• AIM:
In the entries below, identify every line with the string "color" and copy it.

** START **

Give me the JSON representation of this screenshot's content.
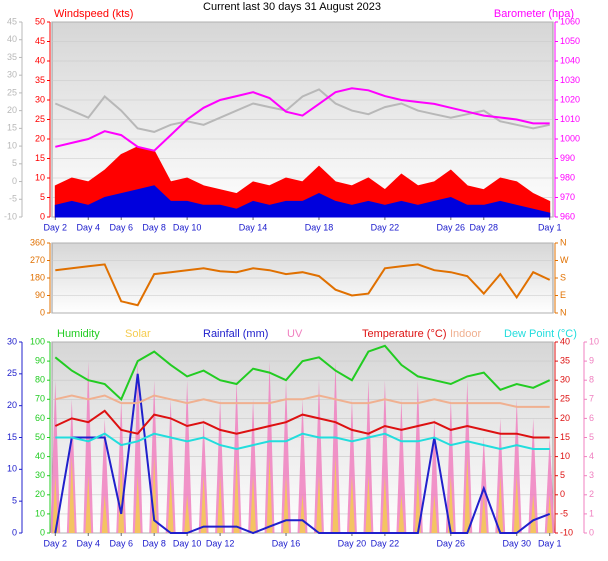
{
  "chart_data": [
    {
      "type": "line",
      "title": "Current last 30 days 31 August 2023",
      "x": [
        2,
        3,
        4,
        5,
        6,
        7,
        8,
        9,
        10,
        11,
        12,
        13,
        14,
        15,
        16,
        17,
        18,
        19,
        20,
        21,
        22,
        23,
        24,
        25,
        26,
        27,
        28,
        29,
        30,
        31,
        32
      ],
      "xlim": [
        1.8,
        32.2
      ],
      "xticks": [
        {
          "value": 2,
          "label": "Day 2"
        },
        {
          "value": 4,
          "label": "Day 4"
        },
        {
          "value": 6,
          "label": "Day 6"
        },
        {
          "value": 8,
          "label": "Day 8"
        },
        {
          "value": 10,
          "label": "Day 10"
        },
        {
          "value": 14,
          "label": "Day 14"
        },
        {
          "value": 18,
          "label": "Day 18"
        },
        {
          "value": 22,
          "label": "Day 22"
        },
        {
          "value": 26,
          "label": "Day 26"
        },
        {
          "value": 28,
          "label": "Day 28"
        },
        {
          "value": 32,
          "label": "Day 1"
        }
      ],
      "ylim": [
        0,
        50
      ],
      "yticks": [
        0,
        5,
        10,
        15,
        20,
        25,
        30,
        35,
        40,
        45,
        50
      ],
      "y2lim": [
        960,
        1060
      ],
      "y2ticks": [
        960,
        970,
        980,
        990,
        1000,
        1010,
        1020,
        1030,
        1040,
        1050,
        1060
      ],
      "y3lim": [
        -10,
        45
      ],
      "y3ticks": [
        -10,
        -5,
        0,
        5,
        10,
        15,
        20,
        25,
        30,
        35,
        40,
        45
      ],
      "grid": true,
      "series": [
        {
          "color": "#b8b8b8",
          "axis": "y3",
          "style": "line",
          "values": [
            22,
            20,
            18,
            24,
            20,
            15,
            14,
            16,
            17,
            16,
            18,
            20,
            22,
            21,
            20,
            24,
            26,
            22,
            20,
            19,
            21,
            22,
            20,
            19,
            18,
            19,
            20,
            17,
            16,
            15,
            16
          ]
        },
        {
          "name": "Windspeed (kts)",
          "color": "#ff0000",
          "axis": "y",
          "style": "area",
          "values": [
            8,
            10,
            9,
            12,
            16,
            18,
            17,
            9,
            10,
            8,
            7,
            6,
            9,
            8,
            10,
            9,
            13,
            9,
            8,
            10,
            7,
            11,
            8,
            9,
            12,
            8,
            7,
            10,
            9,
            6,
            4
          ]
        },
        {
          "color": "#0000dd",
          "axis": "y",
          "style": "area",
          "values": [
            3,
            4,
            3,
            5,
            6,
            7,
            8,
            4,
            4,
            3,
            3,
            2,
            4,
            3,
            4,
            4,
            6,
            4,
            3,
            4,
            3,
            4,
            3,
            4,
            5,
            3,
            3,
            4,
            3,
            2,
            1
          ]
        },
        {
          "name": "Barometer (hpa)",
          "color": "#ff00ff",
          "axis": "y2",
          "style": "line",
          "values": [
            996,
            998,
            1000,
            1004,
            1002,
            996,
            994,
            1002,
            1010,
            1016,
            1020,
            1022,
            1024,
            1021,
            1014,
            1012,
            1018,
            1024,
            1026,
            1025,
            1022,
            1020,
            1019,
            1018,
            1016,
            1014,
            1012,
            1011,
            1010,
            1008,
            1008
          ]
        }
      ]
    },
    {
      "type": "line",
      "x": [
        2,
        3,
        4,
        5,
        6,
        7,
        8,
        9,
        10,
        11,
        12,
        13,
        14,
        15,
        16,
        17,
        18,
        19,
        20,
        21,
        22,
        23,
        24,
        25,
        26,
        27,
        28,
        29,
        30,
        31,
        32
      ],
      "xlim": [
        1.8,
        32.2
      ],
      "ylim": [
        0,
        360
      ],
      "yticks": [
        0,
        90,
        180,
        270,
        360
      ],
      "y2lim": [
        0,
        360
      ],
      "y2ticks": [
        {
          "value": 0,
          "label": "N"
        },
        {
          "value": 90,
          "label": "E"
        },
        {
          "value": 180,
          "label": "S"
        },
        {
          "value": 270,
          "label": "W"
        },
        {
          "value": 360,
          "label": "N"
        }
      ],
      "grid": true,
      "series": [
        {
          "color": "#e07000",
          "axis": "y",
          "style": "line",
          "values": [
            220,
            230,
            240,
            250,
            60,
            40,
            200,
            210,
            220,
            230,
            215,
            210,
            230,
            220,
            200,
            210,
            190,
            120,
            90,
            100,
            230,
            240,
            250,
            220,
            210,
            190,
            100,
            200,
            80,
            210,
            170
          ]
        }
      ]
    },
    {
      "type": "line",
      "x": [
        2,
        3,
        4,
        5,
        6,
        7,
        8,
        9,
        10,
        11,
        12,
        13,
        14,
        15,
        16,
        17,
        18,
        19,
        20,
        21,
        22,
        23,
        24,
        25,
        26,
        27,
        28,
        29,
        30,
        31,
        32
      ],
      "xlim": [
        1.8,
        32.2
      ],
      "xticks": [
        {
          "value": 2,
          "label": "Day 2"
        },
        {
          "value": 4,
          "label": "Day 4"
        },
        {
          "value": 6,
          "label": "Day 6"
        },
        {
          "value": 8,
          "label": "Day 8"
        },
        {
          "value": 10,
          "label": "Day 10"
        },
        {
          "value": 12,
          "label": "Day 12"
        },
        {
          "value": 16,
          "label": "Day 16"
        },
        {
          "value": 20,
          "label": "Day 20"
        },
        {
          "value": 22,
          "label": "Day 22"
        },
        {
          "value": 26,
          "label": "Day 26"
        },
        {
          "value": 30,
          "label": "Day 30"
        },
        {
          "value": 32,
          "label": "Day 1"
        }
      ],
      "ylim": [
        0,
        100
      ],
      "yticks": [
        0,
        10,
        20,
        30,
        40,
        50,
        60,
        70,
        80,
        90,
        100
      ],
      "y2lim": [
        -10,
        40
      ],
      "y2ticks": [
        -10,
        -5,
        0,
        5,
        10,
        15,
        20,
        25,
        30,
        35,
        40
      ],
      "y3lim": [
        0,
        30
      ],
      "y3ticks": [
        0,
        5,
        10,
        15,
        20,
        25,
        30
      ],
      "y4lim": [
        0,
        10
      ],
      "y4ticks": [
        0,
        1,
        2,
        3,
        4,
        5,
        6,
        7,
        8,
        9,
        10
      ],
      "grid": true,
      "series": [
        {
          "name": "UV",
          "color": "#f080c0",
          "axis": "y4",
          "style": "spike",
          "values": [
            8,
            7,
            9,
            6,
            7,
            9,
            8,
            7,
            8,
            6,
            7,
            8,
            7,
            9,
            8,
            7,
            8,
            9,
            7,
            8,
            8,
            7,
            8,
            6,
            7,
            8,
            5,
            6,
            7,
            6,
            5
          ]
        },
        {
          "name": "Solar",
          "color": "#f5cc50",
          "axis": "y4",
          "style": "spike",
          "values": [
            3,
            4,
            3,
            2,
            4,
            3,
            4,
            3,
            2,
            3,
            3,
            4,
            3,
            4,
            3,
            2,
            3,
            4,
            3,
            3,
            3,
            2,
            3,
            2,
            3,
            4,
            2,
            3,
            3,
            2,
            2
          ]
        },
        {
          "name": "Humidity",
          "color": "#22cc22",
          "axis": "y",
          "style": "line",
          "values": [
            92,
            85,
            80,
            78,
            70,
            90,
            95,
            88,
            82,
            85,
            80,
            78,
            86,
            84,
            80,
            90,
            92,
            85,
            80,
            95,
            98,
            88,
            82,
            80,
            78,
            82,
            84,
            75,
            78,
            76,
            80
          ]
        },
        {
          "name": "Rainfall (mm)",
          "color": "#2020cc",
          "axis": "y3",
          "style": "line",
          "values": [
            0,
            15,
            15,
            15,
            3,
            25,
            2,
            0,
            0,
            1,
            1,
            1,
            0,
            1,
            2,
            2,
            0,
            0,
            0,
            0,
            0,
            0,
            0,
            15,
            0,
            0,
            7,
            0,
            0,
            2,
            3
          ]
        },
        {
          "name": "Temperature (°C)",
          "color": "#dd1111",
          "axis": "y2",
          "style": "line",
          "values": [
            18,
            20,
            19,
            22,
            17,
            16,
            21,
            20,
            18,
            19,
            17,
            16,
            17,
            18,
            19,
            21,
            20,
            19,
            17,
            16,
            18,
            17,
            18,
            19,
            17,
            18,
            17,
            16,
            16,
            15,
            15
          ]
        },
        {
          "name": "Indoor",
          "color": "#f0b090",
          "axis": "y2",
          "style": "line",
          "values": [
            25,
            26,
            25,
            26,
            24,
            24,
            26,
            25,
            24,
            25,
            24,
            24,
            24,
            24,
            25,
            25,
            26,
            25,
            24,
            24,
            25,
            24,
            24,
            25,
            24,
            24,
            24,
            24,
            23,
            23,
            23
          ]
        },
        {
          "name": "Dew Point (°C)",
          "color": "#22dddd",
          "axis": "y2",
          "style": "line",
          "values": [
            15,
            15,
            14,
            16,
            13,
            14,
            16,
            15,
            14,
            15,
            13,
            12,
            13,
            14,
            14,
            16,
            15,
            15,
            14,
            15,
            16,
            14,
            14,
            15,
            13,
            14,
            13,
            12,
            13,
            12,
            12
          ]
        }
      ]
    }
  ]
}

** END **

• ANSWER BELOW:
          "color": "#b8b8b8",
          "color": "#ff0000",
          "color": "#0000dd",
          "color": "#ff00ff",
          "color": "#e07000",
          "color": "#f080c0",
          "color": "#f5cc50",
          "color": "#22cc22",
          "color": "#2020cc",
          "color": "#dd1111",
          "color": "#f0b090",
          "color": "#22dddd",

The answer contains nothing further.